* _OBJECTIVE_:
Print the lines that start with the one containing "connector-name: POSITION MEMORY" and end with the one containing "connector-code: 0913-201A <box>1364", both of those included.

* _DATA FOR THIS EXERCISE_:
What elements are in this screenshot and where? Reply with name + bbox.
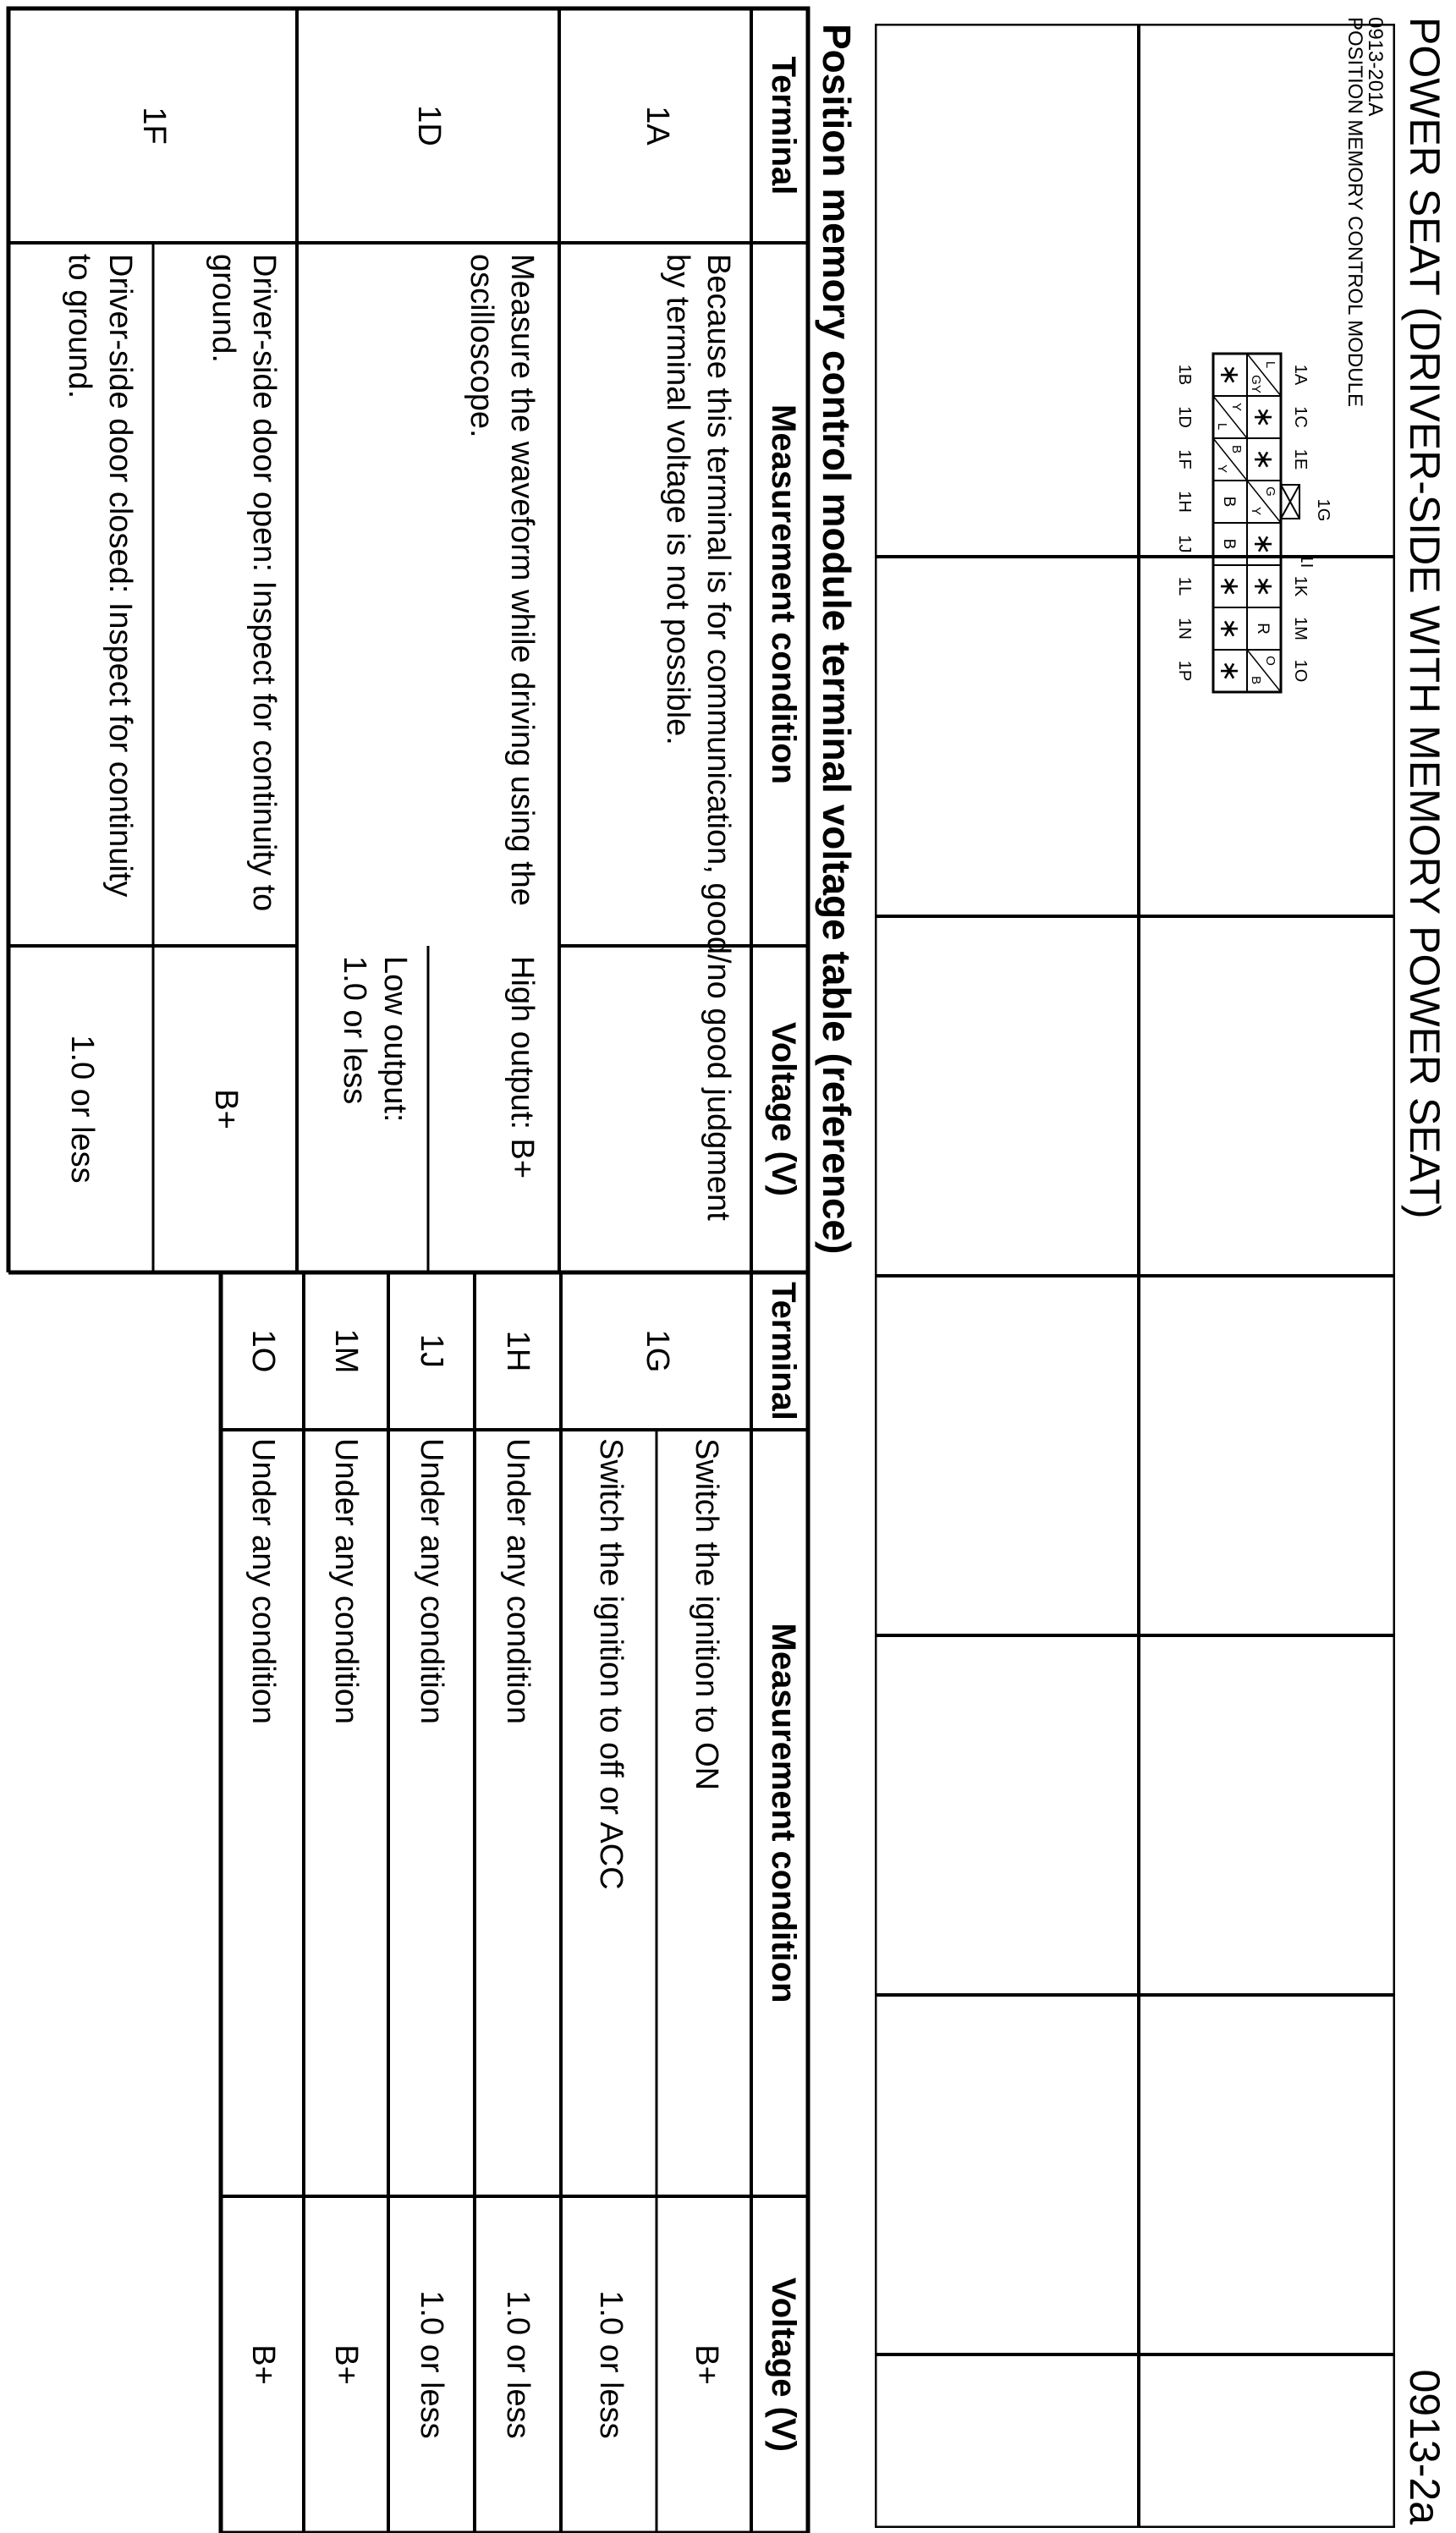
connector-name: POSITION MEMORY CONTROL MODULE <box>1343 17 1366 407</box>
wire-color-primary: G <box>1263 486 1277 497</box>
voltage-1f-closed: 1.0 or less <box>64 1035 100 1184</box>
voltage-1d-high: High output: B+ <box>504 956 540 1179</box>
connector-code: 0913-201A <box>1364 17 1387 117</box>
condition-1h: Under any condition <box>500 1438 536 1724</box>
wire-color-primary: O <box>1263 656 1277 666</box>
pin-label-top-1m: 1M <box>1291 617 1310 640</box>
pin-label-bottom-1f: 1F <box>1175 449 1194 470</box>
pin-label-bottom-1l: 1L <box>1175 576 1194 596</box>
terminal-1j: 1J <box>414 1333 449 1369</box>
header-voltage-left: Voltage (V) <box>765 1022 802 1196</box>
table-title: Position memory control module terminal voltage table (reference) <box>815 24 859 1255</box>
terminal-1a: 1A <box>640 106 675 146</box>
wire-color-stripe: Y <box>1215 464 1229 474</box>
header-terminal-right: Terminal <box>765 1282 802 1420</box>
pin-label-bottom-1h: 1H <box>1175 491 1194 513</box>
voltage-1g-on: B+ <box>689 2344 724 2385</box>
condition-1a: Because this terminal is for communication, good/no good judgment by terminal voltage is not possible. <box>660 254 736 1221</box>
pin-label-bottom-1j: 1J <box>1175 535 1194 553</box>
pin-label-bottom-1n: 1N <box>1175 618 1194 640</box>
pin-label-bottom-1b: 1B <box>1175 364 1194 386</box>
pin-label-top-1e: 1E <box>1291 448 1310 470</box>
pin-label-bottom-1d: 1D <box>1175 406 1194 428</box>
condition-1m: Under any condition <box>328 1438 364 1724</box>
voltage-1f-open: B+ <box>208 1089 244 1129</box>
page-title: POWER SEAT (DRIVER-SIDE WITH MEMORY POWER SEAT) <box>1401 17 1448 1219</box>
condition-1f-open: Driver-side door open: Inspect for continuity to ground. <box>206 254 282 912</box>
header-condition-left: Measurement condition <box>765 404 802 784</box>
unused-cavity-mark: ∗ <box>1249 448 1279 471</box>
terminal-1h: 1H <box>500 1330 536 1372</box>
terminal-1o: 1O <box>245 1329 281 1373</box>
condition-1o: Under any condition <box>245 1438 281 1724</box>
wire-color-stripe: GY <box>1249 375 1263 393</box>
condition-1f-closed: Driver-side door closed: Inspect for continuity to ground. <box>62 254 138 898</box>
voltage-1m: B+ <box>328 2344 364 2385</box>
pin-label-top-1a: 1A <box>1291 364 1310 386</box>
condition-1j: Under any condition <box>414 1438 449 1724</box>
unused-cavity-mark: ∗ <box>1215 363 1245 387</box>
pin-label-top-1i: 1I <box>1297 553 1316 569</box>
unused-cavity-mark: ∗ <box>1215 659 1245 683</box>
wire-color-stripe: Y <box>1249 506 1263 516</box>
terminal-1m: 1M <box>328 1328 364 1374</box>
pin-label-bottom-1p: 1P <box>1175 660 1194 682</box>
pin-label-top-1o: 1O <box>1291 659 1310 683</box>
voltage-1h: 1.0 or less <box>500 2290 536 2439</box>
wire-color: B <box>1220 538 1238 550</box>
wire-color: R <box>1254 623 1272 635</box>
voltage-1g-off: 1.0 or less <box>593 2290 629 2439</box>
pin-label-top-1c: 1C <box>1291 406 1310 428</box>
header-voltage-right: Voltage (V) <box>765 2278 802 2452</box>
wire-color-stripe: B <box>1249 675 1263 685</box>
voltage-1o: B+ <box>245 2344 281 2385</box>
voltage-1j: 1.0 or less <box>414 2290 449 2439</box>
condition-1g-off: Switch the ignition to off or ACC <box>593 1438 629 1890</box>
wire-color: B <box>1220 496 1238 508</box>
header-condition-right: Measurement condition <box>765 1623 802 2003</box>
unused-cavity-mark: ∗ <box>1249 574 1279 598</box>
terminal-1g: 1G <box>640 1329 675 1373</box>
voltage-1d-low: Low output: 1.0 or less <box>337 956 413 1123</box>
wire-color-primary: Y <box>1229 402 1244 412</box>
page-number: 0913-2a <box>1401 2369 1448 2525</box>
terminal-1f: 1F <box>136 107 172 145</box>
terminal-1d: 1D <box>411 105 447 146</box>
unused-cavity-mark: ∗ <box>1249 532 1279 556</box>
wire-color-stripe: L <box>1215 422 1229 431</box>
wire-color-primary: B <box>1229 444 1244 454</box>
unused-cavity-mark: ∗ <box>1249 405 1279 429</box>
condition-1d: Measure the waveform while driving using the oscilloscope. <box>464 254 540 906</box>
unused-cavity-mark: ∗ <box>1215 617 1245 640</box>
condition-1g-on: Switch the ignition to ON <box>689 1438 724 1791</box>
wire-color-primary: L <box>1263 360 1277 369</box>
pin-label-top-1k: 1K <box>1291 575 1310 597</box>
header-terminal-left: Terminal <box>765 56 802 195</box>
unused-cavity-mark: ∗ <box>1215 574 1245 598</box>
pin-label-top-1g: 1G <box>1314 498 1332 522</box>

* _EXERCISE SOLUTION_:
connector-name: POSITION MEMORY CONTROL MODULE <box>1343 17 1366 407</box>
wire-color-primary: G <box>1263 486 1277 497</box>
voltage-1f-closed: 1.0 or less <box>64 1035 100 1184</box>
voltage-1d-high: High output: B+ <box>504 956 540 1179</box>
connector-code: 0913-201A <box>1364 17 1387 117</box>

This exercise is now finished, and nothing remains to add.